**TASK:**
Below is a set of records; print all of them exactly as written.

-----

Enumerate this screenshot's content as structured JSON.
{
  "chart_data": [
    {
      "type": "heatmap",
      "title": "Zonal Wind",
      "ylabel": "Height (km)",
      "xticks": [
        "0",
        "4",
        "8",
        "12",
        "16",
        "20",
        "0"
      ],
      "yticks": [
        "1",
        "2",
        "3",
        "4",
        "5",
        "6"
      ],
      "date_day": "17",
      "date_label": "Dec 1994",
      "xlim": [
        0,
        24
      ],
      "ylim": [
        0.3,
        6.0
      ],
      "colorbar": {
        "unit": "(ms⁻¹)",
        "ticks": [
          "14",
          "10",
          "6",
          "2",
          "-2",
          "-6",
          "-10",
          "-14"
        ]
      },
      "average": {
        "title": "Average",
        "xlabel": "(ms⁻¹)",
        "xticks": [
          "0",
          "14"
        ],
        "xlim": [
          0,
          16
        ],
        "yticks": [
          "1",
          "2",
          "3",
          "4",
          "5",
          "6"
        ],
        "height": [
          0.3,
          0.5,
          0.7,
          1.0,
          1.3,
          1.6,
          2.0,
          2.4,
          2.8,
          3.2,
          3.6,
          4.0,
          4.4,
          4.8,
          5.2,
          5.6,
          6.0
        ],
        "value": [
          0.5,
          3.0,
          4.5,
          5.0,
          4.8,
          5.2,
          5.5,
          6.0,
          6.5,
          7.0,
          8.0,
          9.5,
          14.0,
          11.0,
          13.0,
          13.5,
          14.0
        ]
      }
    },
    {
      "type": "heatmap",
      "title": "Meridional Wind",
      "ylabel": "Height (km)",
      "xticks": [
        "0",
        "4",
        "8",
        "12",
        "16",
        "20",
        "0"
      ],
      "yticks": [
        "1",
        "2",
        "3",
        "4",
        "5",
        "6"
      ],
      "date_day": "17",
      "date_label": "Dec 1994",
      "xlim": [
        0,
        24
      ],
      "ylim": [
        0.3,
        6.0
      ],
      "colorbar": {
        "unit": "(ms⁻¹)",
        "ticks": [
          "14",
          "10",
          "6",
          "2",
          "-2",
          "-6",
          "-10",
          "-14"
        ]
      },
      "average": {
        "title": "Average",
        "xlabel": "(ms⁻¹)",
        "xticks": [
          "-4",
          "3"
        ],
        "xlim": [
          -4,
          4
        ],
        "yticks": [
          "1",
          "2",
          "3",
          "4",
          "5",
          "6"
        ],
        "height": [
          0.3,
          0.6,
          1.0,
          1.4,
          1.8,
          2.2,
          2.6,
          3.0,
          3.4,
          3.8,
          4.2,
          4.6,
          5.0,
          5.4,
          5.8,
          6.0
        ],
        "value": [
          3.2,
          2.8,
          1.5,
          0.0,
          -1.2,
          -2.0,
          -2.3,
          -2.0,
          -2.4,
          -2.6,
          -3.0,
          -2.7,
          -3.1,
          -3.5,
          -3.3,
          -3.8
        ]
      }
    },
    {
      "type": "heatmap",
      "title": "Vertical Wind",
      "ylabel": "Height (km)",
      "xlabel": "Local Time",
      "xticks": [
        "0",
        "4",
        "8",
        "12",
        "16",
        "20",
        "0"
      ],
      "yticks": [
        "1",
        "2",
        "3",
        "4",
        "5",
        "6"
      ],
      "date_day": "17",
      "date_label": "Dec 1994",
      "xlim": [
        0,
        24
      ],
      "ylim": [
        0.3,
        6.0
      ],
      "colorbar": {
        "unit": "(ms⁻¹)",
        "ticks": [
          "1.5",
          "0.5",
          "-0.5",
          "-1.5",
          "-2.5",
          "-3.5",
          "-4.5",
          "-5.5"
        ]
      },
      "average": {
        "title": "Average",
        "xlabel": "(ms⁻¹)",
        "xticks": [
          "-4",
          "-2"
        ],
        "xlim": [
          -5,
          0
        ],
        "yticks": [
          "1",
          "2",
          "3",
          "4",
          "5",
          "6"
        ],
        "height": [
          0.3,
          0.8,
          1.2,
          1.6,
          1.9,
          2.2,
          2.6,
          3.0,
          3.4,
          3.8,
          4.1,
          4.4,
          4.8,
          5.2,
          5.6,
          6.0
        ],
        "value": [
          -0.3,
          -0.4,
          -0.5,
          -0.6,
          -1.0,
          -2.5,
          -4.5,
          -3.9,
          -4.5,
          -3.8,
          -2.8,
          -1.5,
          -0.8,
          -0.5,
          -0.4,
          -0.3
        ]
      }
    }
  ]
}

-----

**FINISHED ANSWER:**
Enumerate this screenshot's content as structured JSON.
{
  "chart_data": [
    {
      "type": "heatmap",
      "title": "Zonal Wind",
      "ylabel": "Height (km)",
      "xticks": [
        "0",
        "4",
        "8",
        "12",
        "16",
        "20",
        "0"
      ],
      "yticks": [
        "1",
        "2",
        "3",
        "4",
        "5",
        "6"
      ],
      "date_day": "17",
      "date_label": "Dec 1994",
      "xlim": [
        0,
        24
      ],
      "ylim": [
        0.3,
        6.0
      ],
      "colorbar": {
        "unit": "(ms⁻¹)",
        "ticks": [
          "14",
          "10",
          "6",
          "2",
          "-2",
          "-6",
          "-10",
          "-14"
        ]
      },
      "average": {
        "title": "Average",
        "xlabel": "(ms⁻¹)",
        "xticks": [
          "0",
          "14"
        ],
        "xlim": [
          0,
          16
        ],
        "yticks": [
          "1",
          "2",
          "3",
          "4",
          "5",
          "6"
        ],
        "height": [
          0.3,
          0.5,
          0.7,
          1.0,
          1.3,
          1.6,
          2.0,
          2.4,
          2.8,
          3.2,
          3.6,
          4.0,
          4.4,
          4.8,
          5.2,
          5.6,
          6.0
        ],
        "value": [
          0.5,
          3.0,
          4.5,
          5.0,
          4.8,
          5.2,
          5.5,
          6.0,
          6.5,
          7.0,
          8.0,
          9.5,
          14.0,
          11.0,
          13.0,
          13.5,
          14.0
        ]
      }
    },
    {
      "type": "heatmap",
      "title": "Meridional Wind",
      "ylabel": "Height (km)",
      "xticks": [
        "0",
        "4",
        "8",
        "12",
        "16",
        "20",
        "0"
      ],
      "yticks": [
        "1",
        "2",
        "3",
        "4",
        "5",
        "6"
      ],
      "date_day": "17",
      "date_label": "Dec 1994",
      "xlim": [
        0,
        24
      ],
      "ylim": [
        0.3,
        6.0
      ],
      "colorbar": {
        "unit": "(ms⁻¹)",
        "ticks": [
          "14",
          "10",
          "6",
          "2",
          "-2",
          "-6",
          "-10",
          "-14"
        ]
      },
      "average": {
        "title": "Average",
        "xlabel": "(ms⁻¹)",
        "xticks": [
          "-4",
          "3"
        ],
        "xlim": [
          -4,
          4
        ],
        "yticks": [
          "1",
          "2",
          "3",
          "4",
          "5",
          "6"
        ],
        "height": [
          0.3,
          0.6,
          1.0,
          1.4,
          1.8,
          2.2,
          2.6,
          3.0,
          3.4,
          3.8,
          4.2,
          4.6,
          5.0,
          5.4,
          5.8,
          6.0
        ],
        "value": [
          3.2,
          2.8,
          1.5,
          0.0,
          -1.2,
          -2.0,
          -2.3,
          -2.0,
          -2.4,
          -2.6,
          -3.0,
          -2.7,
          -3.1,
          -3.5,
          -3.3,
          -3.8
        ]
      }
    },
    {
      "type": "heatmap",
      "title": "Vertical Wind",
      "ylabel": "Height (km)",
      "xlabel": "Local Time",
      "xticks": [
        "0",
        "4",
        "8",
        "12",
        "16",
        "20",
        "0"
      ],
      "yticks": [
        "1",
        "2",
        "3",
        "4",
        "5",
        "6"
      ],
      "date_day": "17",
      "date_label": "Dec 1994",
      "xlim": [
        0,
        24
      ],
      "ylim": [
        0.3,
        6.0
      ],
      "colorbar": {
        "unit": "(ms⁻¹)",
        "ticks": [
          "1.5",
          "0.5",
          "-0.5",
          "-1.5",
          "-2.5",
          "-3.5",
          "-4.5",
          "-5.5"
        ]
      },
      "average": {
        "title": "Average",
        "xlabel": "(ms⁻¹)",
        "xticks": [
          "-4",
          "-2"
        ],
        "xlim": [
          -5,
          0
        ],
        "yticks": [
          "1",
          "2",
          "3",
          "4",
          "5",
          "6"
        ],
        "height": [
          0.3,
          0.8,
          1.2,
          1.6,
          1.9,
          2.2,
          2.6,
          3.0,
          3.4,
          3.8,
          4.1,
          4.4,
          4.8,
          5.2,
          5.6,
          6.0
        ],
        "value": [
          -0.3,
          -0.4,
          -0.5,
          -0.6,
          -1.0,
          -2.5,
          -4.5,
          -3.9,
          -4.5,
          -3.8,
          -2.8,
          -1.5,
          -0.8,
          -0.5,
          -0.4,
          -0.3
        ]
      }
    }
  ]
}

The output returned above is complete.